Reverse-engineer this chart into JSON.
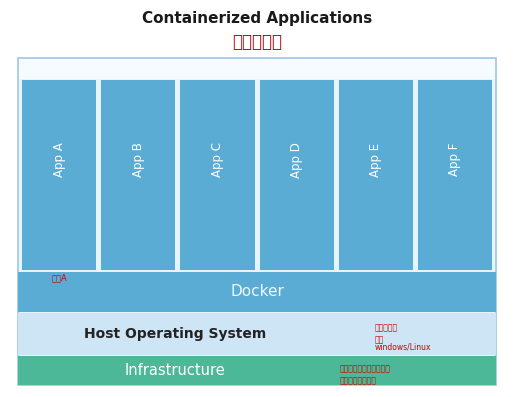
{
  "title_en": "Containerized Applications",
  "title_cn": "应用容器化",
  "title_en_color": "#1a1a1a",
  "title_cn_color": "#cc0000",
  "apps": [
    "App A",
    "App B",
    "App C",
    "App D",
    "App E",
    "App F"
  ],
  "app_annotation": "应用A",
  "app_color": "#5aacd5",
  "app_text_color": "#ffffff",
  "app_annotation_color": "#cc0000",
  "outer_border_color": "#a0c8e0",
  "outer_box_bg": "#e8f4fb",
  "top_strip_color": "#f5fbff",
  "docker_label": "Docker",
  "docker_color": "#5aacd5",
  "docker_text_color": "#f0f8ff",
  "hos_label": "Host Operating System",
  "hos_annotation_line1": "主操作系统",
  "hos_annotation_line2": "如：",
  "hos_annotation_line3": "windows/Linux",
  "hos_color": "#cde5f5",
  "hos_text_color": "#222222",
  "hos_annotation_color": "#cc0000",
  "infra_label": "Infrastructure",
  "infra_annotation_line1": "基础设施（个人电脑、数",
  "infra_annotation_line2": "据中心的服务器）",
  "infra_color": "#4db898",
  "infra_text_color": "#ffffff",
  "infra_annotation_color": "#cc0000",
  "bg_color": "#ffffff"
}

• _OBJECTIVE_
Exclude the images and reproduce the remaining data exactly.

• _CORRECT OUTPUT_
Reverse-engineer this chart into JSON.
{
  "title_en": "Containerized Applications",
  "title_cn": "应用容器化",
  "title_en_color": "#1a1a1a",
  "title_cn_color": "#cc0000",
  "apps": [
    "App A",
    "App B",
    "App C",
    "App D",
    "App E",
    "App F"
  ],
  "app_annotation": "应用A",
  "app_color": "#5aacd5",
  "app_text_color": "#ffffff",
  "app_annotation_color": "#cc0000",
  "outer_border_color": "#a0c8e0",
  "outer_box_bg": "#e8f4fb",
  "top_strip_color": "#f5fbff",
  "docker_label": "Docker",
  "docker_color": "#5aacd5",
  "docker_text_color": "#f0f8ff",
  "hos_label": "Host Operating System",
  "hos_annotation_line1": "主操作系统",
  "hos_annotation_line2": "如：",
  "hos_annotation_line3": "windows/Linux",
  "hos_color": "#cde5f5",
  "hos_text_color": "#222222",
  "hos_annotation_color": "#cc0000",
  "infra_label": "Infrastructure",
  "infra_annotation_line1": "基础设施（个人电脑、数",
  "infra_annotation_line2": "据中心的服务器）",
  "infra_color": "#4db898",
  "infra_text_color": "#ffffff",
  "infra_annotation_color": "#cc0000",
  "bg_color": "#ffffff"
}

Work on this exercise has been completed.